#### Exercise directions
Give the data below again exactly as it stands. Omit the pictures.

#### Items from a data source
****

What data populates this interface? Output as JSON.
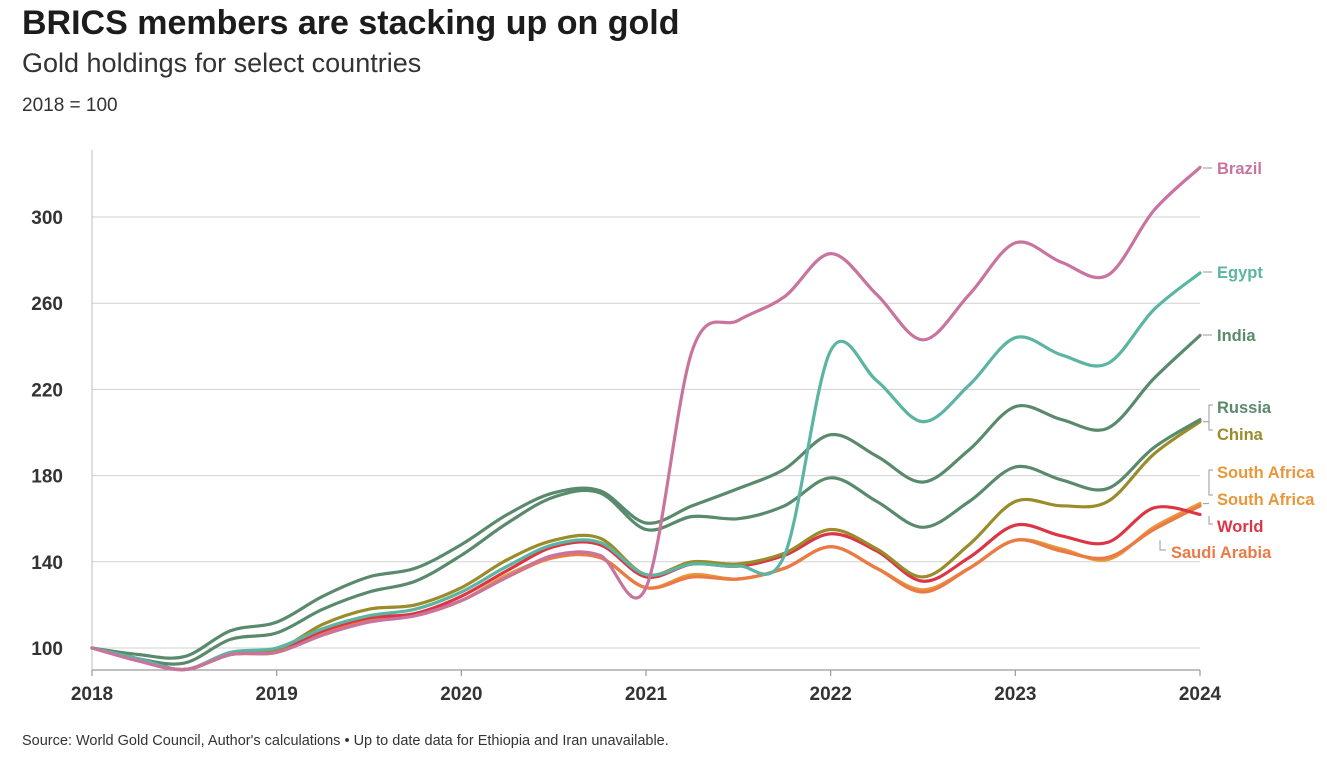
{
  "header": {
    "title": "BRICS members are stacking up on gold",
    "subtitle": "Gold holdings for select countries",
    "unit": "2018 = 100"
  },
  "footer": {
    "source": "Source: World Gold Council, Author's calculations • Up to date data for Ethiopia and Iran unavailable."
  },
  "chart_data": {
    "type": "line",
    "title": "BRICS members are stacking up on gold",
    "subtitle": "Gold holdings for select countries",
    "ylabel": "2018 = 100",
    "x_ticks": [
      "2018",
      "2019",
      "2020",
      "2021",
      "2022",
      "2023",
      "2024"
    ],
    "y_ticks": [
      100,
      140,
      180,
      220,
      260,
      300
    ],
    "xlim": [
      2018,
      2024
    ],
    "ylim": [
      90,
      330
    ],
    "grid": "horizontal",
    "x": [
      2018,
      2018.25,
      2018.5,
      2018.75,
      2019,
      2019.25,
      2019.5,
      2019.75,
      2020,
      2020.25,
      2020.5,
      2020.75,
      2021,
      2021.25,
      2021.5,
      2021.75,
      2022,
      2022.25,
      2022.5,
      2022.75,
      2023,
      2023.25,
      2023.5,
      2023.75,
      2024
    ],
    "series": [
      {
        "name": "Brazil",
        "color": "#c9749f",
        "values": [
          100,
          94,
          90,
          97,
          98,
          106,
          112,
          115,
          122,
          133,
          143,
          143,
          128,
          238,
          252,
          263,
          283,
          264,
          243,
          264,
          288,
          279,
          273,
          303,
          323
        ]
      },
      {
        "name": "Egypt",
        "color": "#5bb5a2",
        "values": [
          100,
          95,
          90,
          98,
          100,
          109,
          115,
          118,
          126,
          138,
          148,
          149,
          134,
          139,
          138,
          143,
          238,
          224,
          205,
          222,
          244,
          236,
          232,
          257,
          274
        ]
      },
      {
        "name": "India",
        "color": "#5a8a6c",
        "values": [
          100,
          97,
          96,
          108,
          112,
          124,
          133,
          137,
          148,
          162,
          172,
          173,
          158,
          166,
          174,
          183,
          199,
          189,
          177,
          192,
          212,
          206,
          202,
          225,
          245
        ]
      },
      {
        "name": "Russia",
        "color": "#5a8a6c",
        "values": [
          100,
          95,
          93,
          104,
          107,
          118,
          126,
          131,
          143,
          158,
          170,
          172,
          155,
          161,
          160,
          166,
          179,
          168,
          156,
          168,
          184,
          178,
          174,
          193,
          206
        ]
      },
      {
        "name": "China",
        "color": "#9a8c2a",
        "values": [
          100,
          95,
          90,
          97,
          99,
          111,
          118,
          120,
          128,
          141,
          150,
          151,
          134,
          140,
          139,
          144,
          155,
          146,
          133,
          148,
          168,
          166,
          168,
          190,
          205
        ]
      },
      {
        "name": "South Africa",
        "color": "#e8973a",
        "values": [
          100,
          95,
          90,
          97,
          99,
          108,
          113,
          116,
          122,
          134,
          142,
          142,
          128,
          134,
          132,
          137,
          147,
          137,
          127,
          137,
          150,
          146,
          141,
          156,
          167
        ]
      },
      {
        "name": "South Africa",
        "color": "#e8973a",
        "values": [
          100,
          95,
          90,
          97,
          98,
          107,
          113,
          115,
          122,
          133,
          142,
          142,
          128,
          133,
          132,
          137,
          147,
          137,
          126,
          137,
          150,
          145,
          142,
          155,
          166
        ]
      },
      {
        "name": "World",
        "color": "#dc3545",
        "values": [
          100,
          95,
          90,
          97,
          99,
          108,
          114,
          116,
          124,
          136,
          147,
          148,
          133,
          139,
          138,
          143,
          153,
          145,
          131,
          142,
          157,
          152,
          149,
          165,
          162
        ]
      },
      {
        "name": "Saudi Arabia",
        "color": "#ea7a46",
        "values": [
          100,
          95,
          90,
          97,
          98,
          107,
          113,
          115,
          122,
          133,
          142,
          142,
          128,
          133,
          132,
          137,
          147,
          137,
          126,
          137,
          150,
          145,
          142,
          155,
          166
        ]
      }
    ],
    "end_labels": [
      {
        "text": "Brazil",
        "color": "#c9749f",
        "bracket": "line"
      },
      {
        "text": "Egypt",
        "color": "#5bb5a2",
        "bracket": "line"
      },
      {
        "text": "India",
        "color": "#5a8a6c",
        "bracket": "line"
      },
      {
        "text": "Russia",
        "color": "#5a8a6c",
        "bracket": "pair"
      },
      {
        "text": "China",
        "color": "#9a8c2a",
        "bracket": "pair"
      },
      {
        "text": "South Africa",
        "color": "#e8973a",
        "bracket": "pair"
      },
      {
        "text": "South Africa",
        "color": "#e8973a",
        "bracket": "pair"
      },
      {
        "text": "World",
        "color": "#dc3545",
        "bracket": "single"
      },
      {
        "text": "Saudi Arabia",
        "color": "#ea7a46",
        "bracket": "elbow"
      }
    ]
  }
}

****

#### Complete response
What data populates this interface? Output as JSON.
{
  "header": {
    "title": "BRICS members are stacking up on gold",
    "subtitle": "Gold holdings for select countries",
    "unit": "2018 = 100"
  },
  "footer": {
    "source": "Source: World Gold Council, Author's calculations • Up to date data for Ethiopia and Iran unavailable."
  },
  "chart_data": {
    "type": "line",
    "title": "BRICS members are stacking up on gold",
    "subtitle": "Gold holdings for select countries",
    "ylabel": "2018 = 100",
    "x_ticks": [
      "2018",
      "2019",
      "2020",
      "2021",
      "2022",
      "2023",
      "2024"
    ],
    "y_ticks": [
      100,
      140,
      180,
      220,
      260,
      300
    ],
    "xlim": [
      2018,
      2024
    ],
    "ylim": [
      90,
      330
    ],
    "grid": "horizontal",
    "x": [
      2018,
      2018.25,
      2018.5,
      2018.75,
      2019,
      2019.25,
      2019.5,
      2019.75,
      2020,
      2020.25,
      2020.5,
      2020.75,
      2021,
      2021.25,
      2021.5,
      2021.75,
      2022,
      2022.25,
      2022.5,
      2022.75,
      2023,
      2023.25,
      2023.5,
      2023.75,
      2024
    ],
    "series": [
      {
        "name": "Brazil",
        "color": "#c9749f",
        "values": [
          100,
          94,
          90,
          97,
          98,
          106,
          112,
          115,
          122,
          133,
          143,
          143,
          128,
          238,
          252,
          263,
          283,
          264,
          243,
          264,
          288,
          279,
          273,
          303,
          323
        ]
      },
      {
        "name": "Egypt",
        "color": "#5bb5a2",
        "values": [
          100,
          95,
          90,
          98,
          100,
          109,
          115,
          118,
          126,
          138,
          148,
          149,
          134,
          139,
          138,
          143,
          238,
          224,
          205,
          222,
          244,
          236,
          232,
          257,
          274
        ]
      },
      {
        "name": "India",
        "color": "#5a8a6c",
        "values": [
          100,
          97,
          96,
          108,
          112,
          124,
          133,
          137,
          148,
          162,
          172,
          173,
          158,
          166,
          174,
          183,
          199,
          189,
          177,
          192,
          212,
          206,
          202,
          225,
          245
        ]
      },
      {
        "name": "Russia",
        "color": "#5a8a6c",
        "values": [
          100,
          95,
          93,
          104,
          107,
          118,
          126,
          131,
          143,
          158,
          170,
          172,
          155,
          161,
          160,
          166,
          179,
          168,
          156,
          168,
          184,
          178,
          174,
          193,
          206
        ]
      },
      {
        "name": "China",
        "color": "#9a8c2a",
        "values": [
          100,
          95,
          90,
          97,
          99,
          111,
          118,
          120,
          128,
          141,
          150,
          151,
          134,
          140,
          139,
          144,
          155,
          146,
          133,
          148,
          168,
          166,
          168,
          190,
          205
        ]
      },
      {
        "name": "South Africa",
        "color": "#e8973a",
        "values": [
          100,
          95,
          90,
          97,
          99,
          108,
          113,
          116,
          122,
          134,
          142,
          142,
          128,
          134,
          132,
          137,
          147,
          137,
          127,
          137,
          150,
          146,
          141,
          156,
          167
        ]
      },
      {
        "name": "South Africa",
        "color": "#e8973a",
        "values": [
          100,
          95,
          90,
          97,
          98,
          107,
          113,
          115,
          122,
          133,
          142,
          142,
          128,
          133,
          132,
          137,
          147,
          137,
          126,
          137,
          150,
          145,
          142,
          155,
          166
        ]
      },
      {
        "name": "World",
        "color": "#dc3545",
        "values": [
          100,
          95,
          90,
          97,
          99,
          108,
          114,
          116,
          124,
          136,
          147,
          148,
          133,
          139,
          138,
          143,
          153,
          145,
          131,
          142,
          157,
          152,
          149,
          165,
          162
        ]
      },
      {
        "name": "Saudi Arabia",
        "color": "#ea7a46",
        "values": [
          100,
          95,
          90,
          97,
          98,
          107,
          113,
          115,
          122,
          133,
          142,
          142,
          128,
          133,
          132,
          137,
          147,
          137,
          126,
          137,
          150,
          145,
          142,
          155,
          166
        ]
      }
    ],
    "end_labels": [
      {
        "text": "Brazil",
        "color": "#c9749f",
        "bracket": "line"
      },
      {
        "text": "Egypt",
        "color": "#5bb5a2",
        "bracket": "line"
      },
      {
        "text": "India",
        "color": "#5a8a6c",
        "bracket": "line"
      },
      {
        "text": "Russia",
        "color": "#5a8a6c",
        "bracket": "pair"
      },
      {
        "text": "China",
        "color": "#9a8c2a",
        "bracket": "pair"
      },
      {
        "text": "South Africa",
        "color": "#e8973a",
        "bracket": "pair"
      },
      {
        "text": "South Africa",
        "color": "#e8973a",
        "bracket": "pair"
      },
      {
        "text": "World",
        "color": "#dc3545",
        "bracket": "single"
      },
      {
        "text": "Saudi Arabia",
        "color": "#ea7a46",
        "bracket": "elbow"
      }
    ]
  }
}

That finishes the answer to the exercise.